* _EXERCISE AIM_
A faithful transcription of all the data is required.

── RECORDS PROVIDED

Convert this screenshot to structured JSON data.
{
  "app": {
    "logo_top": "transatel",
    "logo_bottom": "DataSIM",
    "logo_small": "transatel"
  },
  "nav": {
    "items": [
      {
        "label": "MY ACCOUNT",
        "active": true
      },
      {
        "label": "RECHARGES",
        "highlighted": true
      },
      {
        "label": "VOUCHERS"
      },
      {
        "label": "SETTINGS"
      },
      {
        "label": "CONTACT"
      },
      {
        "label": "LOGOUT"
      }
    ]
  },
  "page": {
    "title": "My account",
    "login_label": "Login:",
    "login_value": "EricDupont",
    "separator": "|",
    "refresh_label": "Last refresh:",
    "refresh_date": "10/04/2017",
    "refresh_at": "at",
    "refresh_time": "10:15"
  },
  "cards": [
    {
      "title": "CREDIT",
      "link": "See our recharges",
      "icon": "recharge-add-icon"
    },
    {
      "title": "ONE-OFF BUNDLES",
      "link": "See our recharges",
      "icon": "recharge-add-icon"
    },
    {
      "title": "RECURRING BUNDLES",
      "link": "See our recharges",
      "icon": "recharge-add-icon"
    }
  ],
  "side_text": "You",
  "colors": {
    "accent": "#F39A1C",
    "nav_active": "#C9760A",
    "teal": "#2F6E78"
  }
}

────

* _RESULT OF THE TASK_
Convert this screenshot to structured JSON data.
{
  "app": {
    "logo_top": "transatel",
    "logo_bottom": "DataSIM",
    "logo_small": "transatel"
  },
  "nav": {
    "items": [
      {
        "label": "MY ACCOUNT",
        "active": true
      },
      {
        "label": "RECHARGES",
        "highlighted": true
      },
      {
        "label": "VOUCHERS"
      },
      {
        "label": "SETTINGS"
      },
      {
        "label": "CONTACT"
      },
      {
        "label": "LOGOUT"
      }
    ]
  },
  "page": {
    "title": "My account",
    "login_label": "Login:",
    "login_value": "EricDupont",
    "separator": "|",
    "refresh_label": "Last refresh:",
    "refresh_date": "10/04/2017",
    "refresh_at": "at",
    "refresh_time": "10:15"
  },
  "cards": [
    {
      "title": "CREDIT",
      "link": "See our recharges",
      "icon": "recharge-add-icon"
    },
    {
      "title": "ONE-OFF BUNDLES",
      "link": "See our recharges",
      "icon": "recharge-add-icon"
    },
    {
      "title": "RECURRING BUNDLES",
      "link": "See our recharges",
      "icon": "recharge-add-icon"
    }
  ],
  "side_text": "You",
  "colors": {
    "accent": "#F39A1C",
    "nav_active": "#C9760A",
    "teal": "#2F6E78"
  }
}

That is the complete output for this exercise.